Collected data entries
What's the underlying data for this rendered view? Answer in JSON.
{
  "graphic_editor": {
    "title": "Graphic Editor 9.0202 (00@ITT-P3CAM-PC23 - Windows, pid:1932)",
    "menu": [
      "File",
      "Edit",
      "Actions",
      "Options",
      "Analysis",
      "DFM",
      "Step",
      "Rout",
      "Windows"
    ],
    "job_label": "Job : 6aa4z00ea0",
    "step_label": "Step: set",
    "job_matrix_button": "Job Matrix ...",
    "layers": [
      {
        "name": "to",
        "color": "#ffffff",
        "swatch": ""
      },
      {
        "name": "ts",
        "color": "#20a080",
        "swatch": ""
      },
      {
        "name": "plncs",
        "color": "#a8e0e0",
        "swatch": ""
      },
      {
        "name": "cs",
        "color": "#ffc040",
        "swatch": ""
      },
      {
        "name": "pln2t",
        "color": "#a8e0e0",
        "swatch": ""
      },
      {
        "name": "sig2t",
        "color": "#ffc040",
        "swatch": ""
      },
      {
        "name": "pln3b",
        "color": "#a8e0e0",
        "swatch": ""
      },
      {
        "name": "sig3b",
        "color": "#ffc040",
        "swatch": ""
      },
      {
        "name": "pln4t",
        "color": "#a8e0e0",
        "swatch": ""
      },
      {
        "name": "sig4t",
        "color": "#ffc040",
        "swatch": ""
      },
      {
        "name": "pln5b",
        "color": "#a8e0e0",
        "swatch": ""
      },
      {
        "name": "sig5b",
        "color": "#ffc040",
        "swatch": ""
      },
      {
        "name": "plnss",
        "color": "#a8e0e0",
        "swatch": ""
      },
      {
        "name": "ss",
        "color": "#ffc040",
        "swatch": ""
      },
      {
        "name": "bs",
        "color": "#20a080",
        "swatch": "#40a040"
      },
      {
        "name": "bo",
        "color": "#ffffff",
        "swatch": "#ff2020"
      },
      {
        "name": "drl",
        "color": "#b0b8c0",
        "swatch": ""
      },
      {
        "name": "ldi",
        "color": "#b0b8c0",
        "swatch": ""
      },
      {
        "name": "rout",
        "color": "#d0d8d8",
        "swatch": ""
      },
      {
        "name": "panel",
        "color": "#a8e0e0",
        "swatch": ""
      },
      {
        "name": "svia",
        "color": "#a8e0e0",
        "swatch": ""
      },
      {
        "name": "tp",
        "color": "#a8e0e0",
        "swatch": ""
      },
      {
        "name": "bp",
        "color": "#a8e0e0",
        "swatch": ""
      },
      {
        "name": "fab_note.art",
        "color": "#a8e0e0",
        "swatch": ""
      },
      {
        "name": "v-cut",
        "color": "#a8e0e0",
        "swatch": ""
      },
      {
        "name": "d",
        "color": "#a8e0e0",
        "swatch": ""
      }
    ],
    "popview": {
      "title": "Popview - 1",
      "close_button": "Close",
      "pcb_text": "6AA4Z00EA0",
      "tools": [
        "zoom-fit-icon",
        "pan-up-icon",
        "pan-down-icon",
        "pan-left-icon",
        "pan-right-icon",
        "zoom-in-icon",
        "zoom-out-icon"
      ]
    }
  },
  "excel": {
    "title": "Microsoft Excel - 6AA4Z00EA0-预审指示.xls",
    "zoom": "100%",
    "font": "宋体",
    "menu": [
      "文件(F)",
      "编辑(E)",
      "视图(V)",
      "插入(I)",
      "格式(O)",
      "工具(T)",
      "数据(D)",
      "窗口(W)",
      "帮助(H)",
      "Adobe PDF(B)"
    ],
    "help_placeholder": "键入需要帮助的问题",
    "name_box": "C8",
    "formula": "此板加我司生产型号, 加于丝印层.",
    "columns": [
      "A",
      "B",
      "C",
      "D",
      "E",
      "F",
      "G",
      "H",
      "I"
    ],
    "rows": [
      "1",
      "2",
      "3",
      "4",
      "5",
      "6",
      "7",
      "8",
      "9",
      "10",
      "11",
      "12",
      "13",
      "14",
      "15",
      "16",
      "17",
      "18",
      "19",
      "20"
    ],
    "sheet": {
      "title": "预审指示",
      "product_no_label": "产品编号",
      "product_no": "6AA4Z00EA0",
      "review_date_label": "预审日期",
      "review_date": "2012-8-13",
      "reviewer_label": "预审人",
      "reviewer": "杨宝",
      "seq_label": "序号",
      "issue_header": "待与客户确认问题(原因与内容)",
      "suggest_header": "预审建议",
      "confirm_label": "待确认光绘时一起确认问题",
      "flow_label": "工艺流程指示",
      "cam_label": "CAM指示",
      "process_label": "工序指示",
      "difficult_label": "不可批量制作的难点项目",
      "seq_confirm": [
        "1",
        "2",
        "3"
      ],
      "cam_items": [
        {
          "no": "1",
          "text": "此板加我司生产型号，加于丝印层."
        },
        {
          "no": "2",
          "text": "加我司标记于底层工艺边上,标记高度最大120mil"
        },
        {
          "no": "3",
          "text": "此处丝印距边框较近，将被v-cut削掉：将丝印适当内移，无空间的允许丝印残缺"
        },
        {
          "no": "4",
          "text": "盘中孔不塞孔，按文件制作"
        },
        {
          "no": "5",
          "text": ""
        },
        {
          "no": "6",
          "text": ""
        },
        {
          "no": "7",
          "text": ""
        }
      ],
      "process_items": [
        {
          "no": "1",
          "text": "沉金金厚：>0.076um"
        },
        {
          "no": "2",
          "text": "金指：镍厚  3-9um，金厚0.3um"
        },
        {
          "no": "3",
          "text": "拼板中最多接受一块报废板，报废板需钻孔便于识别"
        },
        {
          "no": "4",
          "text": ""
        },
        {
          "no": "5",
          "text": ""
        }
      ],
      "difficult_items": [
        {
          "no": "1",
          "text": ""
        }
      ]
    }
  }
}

Task description: Show each line in the entries that holds the string "加于丝印层".

Task answer:
    "formula": "此板加我司生产型号, 加于丝印层.",
          "text": "此板加我司生产型号，加于丝印层."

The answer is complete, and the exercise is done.